What is asked ▸ In the listing below, locate the lines that hold the string "image". Copy those lines.

+++ Data for the task +++

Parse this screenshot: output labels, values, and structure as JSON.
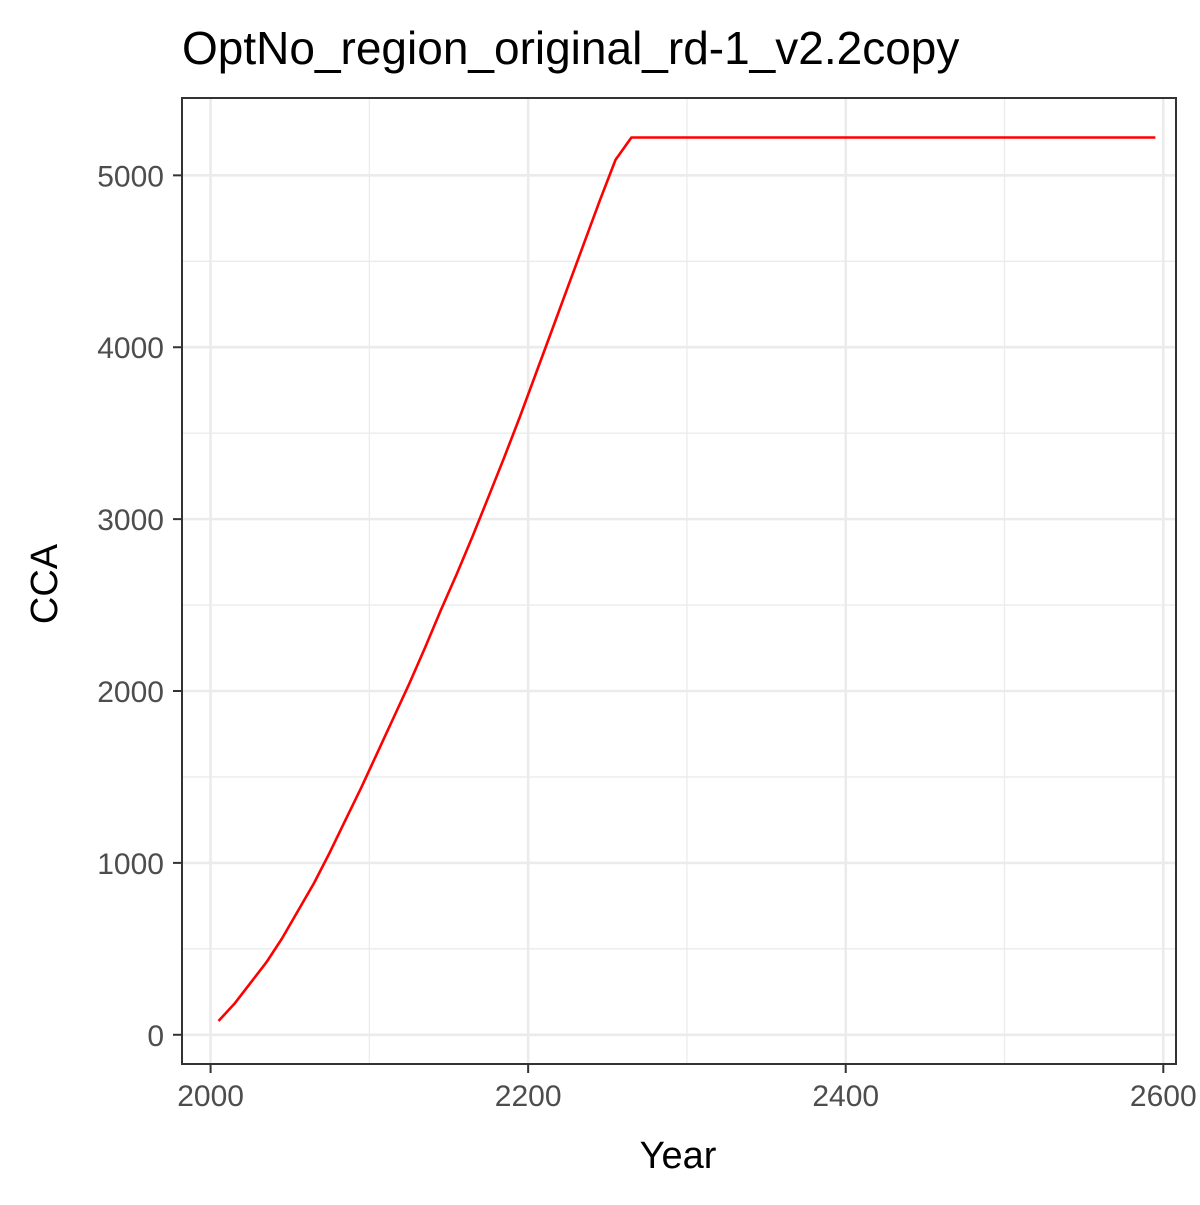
{
  "chart_data": {
    "type": "line",
    "title": "OptNo_region_original_rd-1_v2.2copy",
    "xlabel": "Year",
    "ylabel": "CCA",
    "xlim": [
      1982,
      2608
    ],
    "ylim": [
      -170,
      5450
    ],
    "x_ticks": [
      2000,
      2200,
      2400,
      2600
    ],
    "x_tick_labels": [
      "2000",
      "2200",
      "2400",
      "2600"
    ],
    "x_minor_ticks": [
      2100,
      2300,
      2500
    ],
    "y_ticks": [
      0,
      1000,
      2000,
      3000,
      4000,
      5000
    ],
    "y_tick_labels": [
      "0",
      "1000",
      "2000",
      "3000",
      "4000",
      "5000"
    ],
    "y_minor_ticks": [
      500,
      1500,
      2500,
      3500,
      4500
    ],
    "grid": true,
    "series": [
      {
        "color": "#ff0000",
        "x": [
          2005,
          2015,
          2025,
          2035,
          2045,
          2055,
          2065,
          2075,
          2085,
          2095,
          2105,
          2115,
          2125,
          2135,
          2145,
          2155,
          2165,
          2175,
          2185,
          2195,
          2205,
          2215,
          2225,
          2235,
          2245,
          2255,
          2265,
          2300,
          2400,
          2500,
          2595
        ],
        "y": [
          80,
          180,
          300,
          420,
          560,
          720,
          880,
          1060,
          1250,
          1440,
          1640,
          1840,
          2040,
          2250,
          2470,
          2680,
          2900,
          3130,
          3360,
          3600,
          3850,
          4100,
          4350,
          4600,
          4850,
          5090,
          5220,
          5220,
          5220,
          5220,
          5220
        ]
      }
    ]
  }
}
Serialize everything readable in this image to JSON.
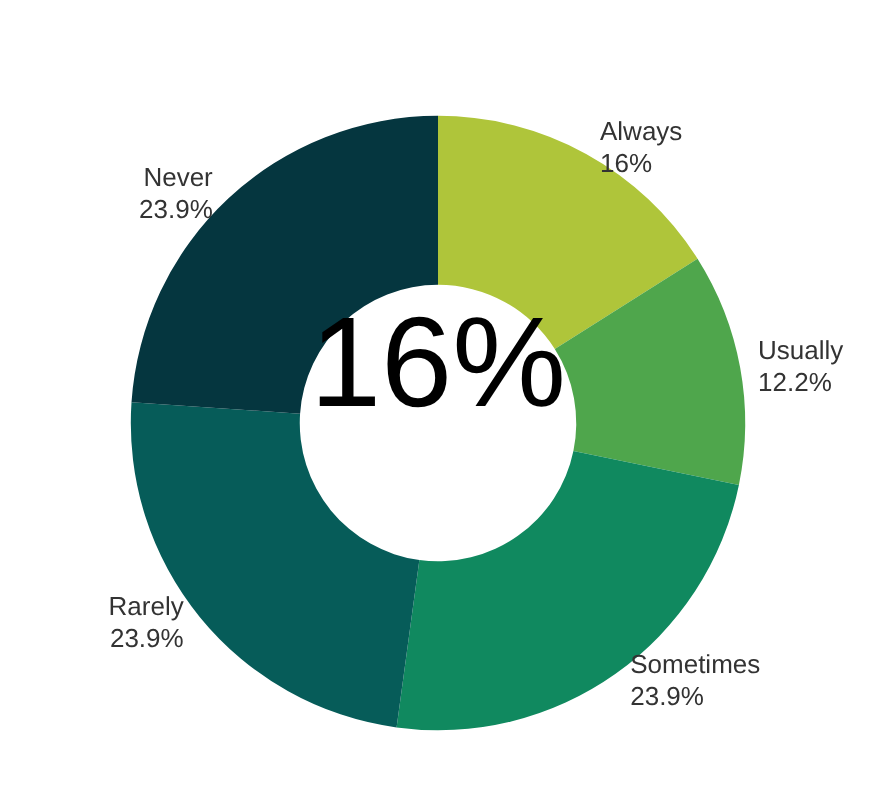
{
  "chart_data": {
    "type": "donut",
    "categories": [
      "Always",
      "Usually",
      "Sometimes",
      "Rarely",
      "Never"
    ],
    "values": [
      16,
      12.2,
      23.9,
      23.9,
      23.9
    ],
    "value_labels": [
      "16%",
      "12.2%",
      "23.9%",
      "23.9%",
      "23.9%"
    ],
    "colors": [
      "#afc53a",
      "#4fa64c",
      "#10895f",
      "#065c59",
      "#05363f"
    ],
    "annotations": [
      "16%"
    ]
  }
}
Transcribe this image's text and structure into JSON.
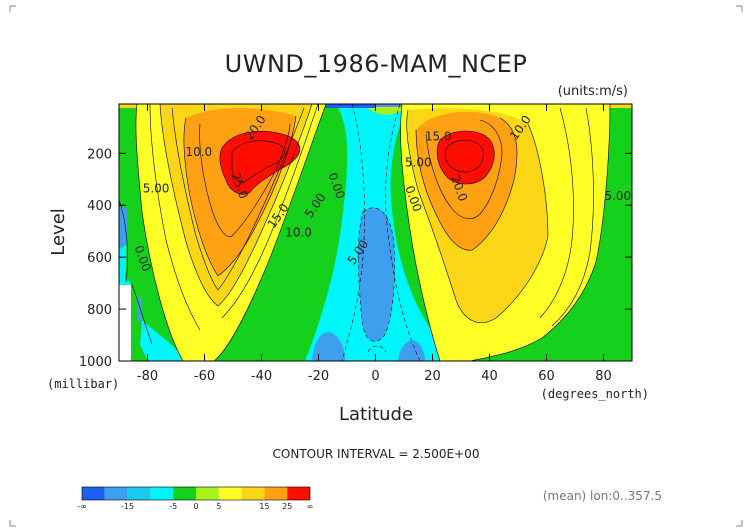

+++

Written reply ▸
Serialize everything readable in this image to JSON.
Transcribe this image's text and structure into JSON.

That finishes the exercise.